__WHAT YOU ARE ASKED TO DO__
In the records that follow, show each line where the word "page" is present.

__RECORDS PROVIDED__
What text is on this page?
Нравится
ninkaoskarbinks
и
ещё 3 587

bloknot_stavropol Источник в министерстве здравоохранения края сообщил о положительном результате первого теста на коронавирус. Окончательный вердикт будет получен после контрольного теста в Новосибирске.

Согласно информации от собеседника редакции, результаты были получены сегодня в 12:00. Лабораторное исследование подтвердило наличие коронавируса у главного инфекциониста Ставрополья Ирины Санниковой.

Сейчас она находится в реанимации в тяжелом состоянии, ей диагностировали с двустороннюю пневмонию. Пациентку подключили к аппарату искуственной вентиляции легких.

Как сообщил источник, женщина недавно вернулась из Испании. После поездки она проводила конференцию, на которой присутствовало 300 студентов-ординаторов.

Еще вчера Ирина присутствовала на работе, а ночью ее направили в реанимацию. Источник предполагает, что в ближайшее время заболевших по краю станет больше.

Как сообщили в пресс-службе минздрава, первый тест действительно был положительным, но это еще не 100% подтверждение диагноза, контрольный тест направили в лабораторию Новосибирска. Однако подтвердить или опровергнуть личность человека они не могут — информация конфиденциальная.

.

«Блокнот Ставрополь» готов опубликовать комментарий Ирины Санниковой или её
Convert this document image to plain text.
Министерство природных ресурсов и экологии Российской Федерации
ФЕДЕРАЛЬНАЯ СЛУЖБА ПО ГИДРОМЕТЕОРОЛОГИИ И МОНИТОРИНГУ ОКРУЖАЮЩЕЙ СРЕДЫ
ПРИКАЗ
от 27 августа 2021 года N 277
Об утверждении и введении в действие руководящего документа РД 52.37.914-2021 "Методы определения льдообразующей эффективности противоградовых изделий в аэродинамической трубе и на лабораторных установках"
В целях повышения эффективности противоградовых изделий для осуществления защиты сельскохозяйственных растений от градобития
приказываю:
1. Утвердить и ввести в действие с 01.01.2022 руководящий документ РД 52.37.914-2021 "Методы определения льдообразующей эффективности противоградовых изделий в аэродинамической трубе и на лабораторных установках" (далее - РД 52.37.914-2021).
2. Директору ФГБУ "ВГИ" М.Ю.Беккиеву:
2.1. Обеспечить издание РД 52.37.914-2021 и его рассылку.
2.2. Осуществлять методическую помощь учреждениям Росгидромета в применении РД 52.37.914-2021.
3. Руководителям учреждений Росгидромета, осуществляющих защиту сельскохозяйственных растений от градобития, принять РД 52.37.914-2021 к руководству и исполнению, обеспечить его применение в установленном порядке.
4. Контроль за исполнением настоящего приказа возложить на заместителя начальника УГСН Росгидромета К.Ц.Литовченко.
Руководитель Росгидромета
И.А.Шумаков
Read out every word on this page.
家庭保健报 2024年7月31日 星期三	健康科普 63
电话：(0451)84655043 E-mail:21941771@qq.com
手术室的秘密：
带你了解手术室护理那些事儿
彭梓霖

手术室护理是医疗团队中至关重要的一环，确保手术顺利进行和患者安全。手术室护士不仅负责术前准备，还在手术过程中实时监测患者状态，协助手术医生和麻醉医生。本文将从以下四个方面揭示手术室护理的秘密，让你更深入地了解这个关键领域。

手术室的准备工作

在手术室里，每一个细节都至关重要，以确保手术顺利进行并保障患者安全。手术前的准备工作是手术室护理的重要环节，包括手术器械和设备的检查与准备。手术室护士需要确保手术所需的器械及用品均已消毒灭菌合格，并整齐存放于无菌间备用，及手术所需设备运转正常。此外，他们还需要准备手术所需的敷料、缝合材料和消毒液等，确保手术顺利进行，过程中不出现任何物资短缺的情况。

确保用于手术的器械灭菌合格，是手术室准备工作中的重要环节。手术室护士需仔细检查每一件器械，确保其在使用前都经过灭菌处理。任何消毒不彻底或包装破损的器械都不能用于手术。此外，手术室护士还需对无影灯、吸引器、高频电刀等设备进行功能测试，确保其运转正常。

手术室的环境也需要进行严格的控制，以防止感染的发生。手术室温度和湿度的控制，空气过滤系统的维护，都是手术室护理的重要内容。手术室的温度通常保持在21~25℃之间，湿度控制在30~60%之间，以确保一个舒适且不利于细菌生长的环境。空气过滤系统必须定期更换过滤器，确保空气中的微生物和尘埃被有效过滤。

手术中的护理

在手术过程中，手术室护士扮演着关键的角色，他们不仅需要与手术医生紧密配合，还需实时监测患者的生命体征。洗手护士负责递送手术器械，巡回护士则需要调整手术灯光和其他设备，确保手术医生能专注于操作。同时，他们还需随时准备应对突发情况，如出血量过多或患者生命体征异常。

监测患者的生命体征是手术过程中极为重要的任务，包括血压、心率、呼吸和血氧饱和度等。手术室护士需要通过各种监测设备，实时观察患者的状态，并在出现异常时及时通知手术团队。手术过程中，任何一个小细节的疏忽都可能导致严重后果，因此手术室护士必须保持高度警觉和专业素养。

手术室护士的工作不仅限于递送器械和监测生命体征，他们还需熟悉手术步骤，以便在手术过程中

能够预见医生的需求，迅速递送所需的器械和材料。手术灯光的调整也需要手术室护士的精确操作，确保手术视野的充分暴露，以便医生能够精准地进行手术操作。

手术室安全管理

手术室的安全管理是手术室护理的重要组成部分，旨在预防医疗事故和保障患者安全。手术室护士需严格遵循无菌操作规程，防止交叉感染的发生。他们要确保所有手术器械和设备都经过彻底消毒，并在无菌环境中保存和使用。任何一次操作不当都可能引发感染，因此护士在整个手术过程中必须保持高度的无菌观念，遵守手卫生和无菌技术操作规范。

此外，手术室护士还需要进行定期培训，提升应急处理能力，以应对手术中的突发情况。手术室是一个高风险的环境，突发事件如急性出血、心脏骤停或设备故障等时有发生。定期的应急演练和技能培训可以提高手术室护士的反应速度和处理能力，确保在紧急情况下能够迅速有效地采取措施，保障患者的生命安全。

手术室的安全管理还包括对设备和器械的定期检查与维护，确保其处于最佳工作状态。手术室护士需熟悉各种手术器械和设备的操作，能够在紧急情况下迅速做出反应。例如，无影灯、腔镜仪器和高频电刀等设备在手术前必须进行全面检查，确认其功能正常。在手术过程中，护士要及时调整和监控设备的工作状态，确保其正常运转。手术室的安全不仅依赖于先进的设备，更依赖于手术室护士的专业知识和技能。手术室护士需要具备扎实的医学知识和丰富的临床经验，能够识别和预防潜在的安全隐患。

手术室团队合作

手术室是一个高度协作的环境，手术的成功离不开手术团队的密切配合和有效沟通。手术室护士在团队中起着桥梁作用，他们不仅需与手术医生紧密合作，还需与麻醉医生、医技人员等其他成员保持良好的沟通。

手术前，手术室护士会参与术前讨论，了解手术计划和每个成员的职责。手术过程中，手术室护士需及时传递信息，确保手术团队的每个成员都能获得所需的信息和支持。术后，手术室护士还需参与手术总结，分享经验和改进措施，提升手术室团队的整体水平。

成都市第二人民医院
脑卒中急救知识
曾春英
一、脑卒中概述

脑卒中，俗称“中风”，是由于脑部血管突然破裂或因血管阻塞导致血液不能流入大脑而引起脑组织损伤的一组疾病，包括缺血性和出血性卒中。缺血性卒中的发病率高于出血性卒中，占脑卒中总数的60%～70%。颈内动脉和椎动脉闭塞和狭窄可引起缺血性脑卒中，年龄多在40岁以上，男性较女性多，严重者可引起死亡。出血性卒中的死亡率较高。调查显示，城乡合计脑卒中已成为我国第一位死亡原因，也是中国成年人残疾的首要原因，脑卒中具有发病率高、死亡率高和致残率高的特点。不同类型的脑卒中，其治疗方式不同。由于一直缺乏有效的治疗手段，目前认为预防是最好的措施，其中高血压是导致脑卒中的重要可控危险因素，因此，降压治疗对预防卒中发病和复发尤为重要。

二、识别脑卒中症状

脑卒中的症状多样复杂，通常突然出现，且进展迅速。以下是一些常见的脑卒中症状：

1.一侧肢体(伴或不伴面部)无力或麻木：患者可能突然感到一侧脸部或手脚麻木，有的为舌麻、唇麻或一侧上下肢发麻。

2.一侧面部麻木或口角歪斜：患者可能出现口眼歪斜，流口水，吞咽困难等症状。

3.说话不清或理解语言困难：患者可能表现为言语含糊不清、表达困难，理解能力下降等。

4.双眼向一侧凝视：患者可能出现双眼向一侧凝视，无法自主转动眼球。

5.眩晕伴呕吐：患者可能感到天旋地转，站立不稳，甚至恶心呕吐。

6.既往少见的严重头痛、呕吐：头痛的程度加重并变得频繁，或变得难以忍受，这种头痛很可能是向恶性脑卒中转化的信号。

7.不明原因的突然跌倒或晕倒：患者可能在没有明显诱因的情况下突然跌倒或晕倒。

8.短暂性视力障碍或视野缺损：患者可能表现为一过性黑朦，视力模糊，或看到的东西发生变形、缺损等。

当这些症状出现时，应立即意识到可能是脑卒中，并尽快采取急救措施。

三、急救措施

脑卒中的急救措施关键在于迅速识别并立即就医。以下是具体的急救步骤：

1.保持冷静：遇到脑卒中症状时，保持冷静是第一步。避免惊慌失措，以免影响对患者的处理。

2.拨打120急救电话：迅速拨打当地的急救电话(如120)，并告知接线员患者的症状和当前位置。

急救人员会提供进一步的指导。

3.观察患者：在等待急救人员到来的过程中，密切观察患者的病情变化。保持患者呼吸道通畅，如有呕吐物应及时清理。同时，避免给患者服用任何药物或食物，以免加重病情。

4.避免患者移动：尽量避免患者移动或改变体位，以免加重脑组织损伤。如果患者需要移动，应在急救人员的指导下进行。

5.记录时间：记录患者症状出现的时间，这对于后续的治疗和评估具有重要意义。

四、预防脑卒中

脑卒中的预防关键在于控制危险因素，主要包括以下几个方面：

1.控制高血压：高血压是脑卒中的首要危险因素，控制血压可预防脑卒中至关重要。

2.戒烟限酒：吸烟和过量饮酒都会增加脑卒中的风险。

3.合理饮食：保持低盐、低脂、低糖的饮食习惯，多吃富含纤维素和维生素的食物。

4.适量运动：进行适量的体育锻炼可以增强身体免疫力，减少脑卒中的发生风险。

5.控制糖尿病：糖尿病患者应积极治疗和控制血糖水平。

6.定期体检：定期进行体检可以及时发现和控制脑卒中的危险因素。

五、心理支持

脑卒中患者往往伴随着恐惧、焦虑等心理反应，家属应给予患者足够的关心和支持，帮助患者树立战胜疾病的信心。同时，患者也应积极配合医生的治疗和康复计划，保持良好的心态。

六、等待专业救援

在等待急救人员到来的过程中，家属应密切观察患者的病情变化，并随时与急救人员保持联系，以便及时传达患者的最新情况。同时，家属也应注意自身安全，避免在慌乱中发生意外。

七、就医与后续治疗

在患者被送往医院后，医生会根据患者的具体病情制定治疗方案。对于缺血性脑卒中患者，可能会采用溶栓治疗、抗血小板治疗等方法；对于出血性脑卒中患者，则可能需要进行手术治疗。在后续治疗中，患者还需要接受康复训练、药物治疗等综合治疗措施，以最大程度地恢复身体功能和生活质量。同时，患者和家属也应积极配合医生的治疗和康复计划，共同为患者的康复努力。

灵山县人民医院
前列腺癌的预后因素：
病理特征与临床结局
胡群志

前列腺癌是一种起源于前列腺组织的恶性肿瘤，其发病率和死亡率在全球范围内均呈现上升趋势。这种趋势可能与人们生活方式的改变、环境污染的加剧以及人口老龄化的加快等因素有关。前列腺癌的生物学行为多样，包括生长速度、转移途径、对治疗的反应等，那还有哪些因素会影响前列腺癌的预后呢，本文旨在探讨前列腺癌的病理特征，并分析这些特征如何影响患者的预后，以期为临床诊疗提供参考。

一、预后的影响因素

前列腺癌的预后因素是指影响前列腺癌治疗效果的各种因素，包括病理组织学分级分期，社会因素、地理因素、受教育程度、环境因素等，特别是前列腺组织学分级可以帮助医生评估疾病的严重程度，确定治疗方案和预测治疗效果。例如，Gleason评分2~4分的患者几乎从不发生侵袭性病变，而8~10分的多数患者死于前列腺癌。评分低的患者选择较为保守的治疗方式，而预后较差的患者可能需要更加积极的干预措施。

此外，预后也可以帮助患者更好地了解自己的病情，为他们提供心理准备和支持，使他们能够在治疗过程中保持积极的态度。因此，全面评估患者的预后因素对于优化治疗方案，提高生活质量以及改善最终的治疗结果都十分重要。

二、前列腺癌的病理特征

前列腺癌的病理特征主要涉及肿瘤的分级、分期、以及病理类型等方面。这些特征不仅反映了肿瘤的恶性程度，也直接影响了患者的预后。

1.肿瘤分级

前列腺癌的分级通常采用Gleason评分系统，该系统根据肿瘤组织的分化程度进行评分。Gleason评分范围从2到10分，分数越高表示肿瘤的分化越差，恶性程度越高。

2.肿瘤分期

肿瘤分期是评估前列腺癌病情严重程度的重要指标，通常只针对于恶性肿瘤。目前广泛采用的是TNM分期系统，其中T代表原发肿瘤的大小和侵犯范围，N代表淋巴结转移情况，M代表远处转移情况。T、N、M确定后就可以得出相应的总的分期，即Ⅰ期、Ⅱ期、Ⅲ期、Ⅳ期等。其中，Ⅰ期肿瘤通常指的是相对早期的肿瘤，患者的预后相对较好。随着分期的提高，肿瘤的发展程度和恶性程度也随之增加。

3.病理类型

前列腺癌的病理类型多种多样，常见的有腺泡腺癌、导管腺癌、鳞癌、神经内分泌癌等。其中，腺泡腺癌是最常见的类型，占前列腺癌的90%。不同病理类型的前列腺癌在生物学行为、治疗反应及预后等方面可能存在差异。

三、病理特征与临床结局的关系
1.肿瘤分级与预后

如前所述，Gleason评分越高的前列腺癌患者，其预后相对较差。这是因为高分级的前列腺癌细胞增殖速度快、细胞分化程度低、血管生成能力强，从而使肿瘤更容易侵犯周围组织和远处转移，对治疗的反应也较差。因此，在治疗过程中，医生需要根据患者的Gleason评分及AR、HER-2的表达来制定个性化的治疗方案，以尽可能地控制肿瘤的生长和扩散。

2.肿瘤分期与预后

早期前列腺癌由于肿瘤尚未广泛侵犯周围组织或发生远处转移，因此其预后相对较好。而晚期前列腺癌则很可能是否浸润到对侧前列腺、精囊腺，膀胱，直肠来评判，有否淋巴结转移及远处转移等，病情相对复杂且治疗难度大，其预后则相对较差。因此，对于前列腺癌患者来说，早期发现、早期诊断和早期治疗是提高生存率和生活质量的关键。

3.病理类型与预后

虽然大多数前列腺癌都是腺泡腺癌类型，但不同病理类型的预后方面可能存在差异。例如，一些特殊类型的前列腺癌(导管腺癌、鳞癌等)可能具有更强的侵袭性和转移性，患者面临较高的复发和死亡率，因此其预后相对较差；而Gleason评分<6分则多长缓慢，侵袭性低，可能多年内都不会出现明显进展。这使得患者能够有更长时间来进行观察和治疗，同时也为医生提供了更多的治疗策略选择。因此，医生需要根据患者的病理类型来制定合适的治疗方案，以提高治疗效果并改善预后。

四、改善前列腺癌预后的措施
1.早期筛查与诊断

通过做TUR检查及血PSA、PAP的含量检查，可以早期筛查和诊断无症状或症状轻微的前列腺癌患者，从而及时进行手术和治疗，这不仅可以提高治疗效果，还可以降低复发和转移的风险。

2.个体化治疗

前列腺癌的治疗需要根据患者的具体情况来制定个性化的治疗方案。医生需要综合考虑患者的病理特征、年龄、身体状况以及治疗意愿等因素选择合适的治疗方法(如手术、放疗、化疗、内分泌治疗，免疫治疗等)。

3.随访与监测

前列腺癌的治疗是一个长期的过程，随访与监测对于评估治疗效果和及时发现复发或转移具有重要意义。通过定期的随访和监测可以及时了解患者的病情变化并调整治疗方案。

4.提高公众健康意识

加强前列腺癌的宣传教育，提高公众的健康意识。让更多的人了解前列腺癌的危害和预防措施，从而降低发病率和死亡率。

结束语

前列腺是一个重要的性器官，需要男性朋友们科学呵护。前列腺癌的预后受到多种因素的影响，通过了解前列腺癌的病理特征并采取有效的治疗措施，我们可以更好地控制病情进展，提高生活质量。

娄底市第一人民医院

__WRITTEN RESPONSE__
What text is on this page?
Read out every word on this page.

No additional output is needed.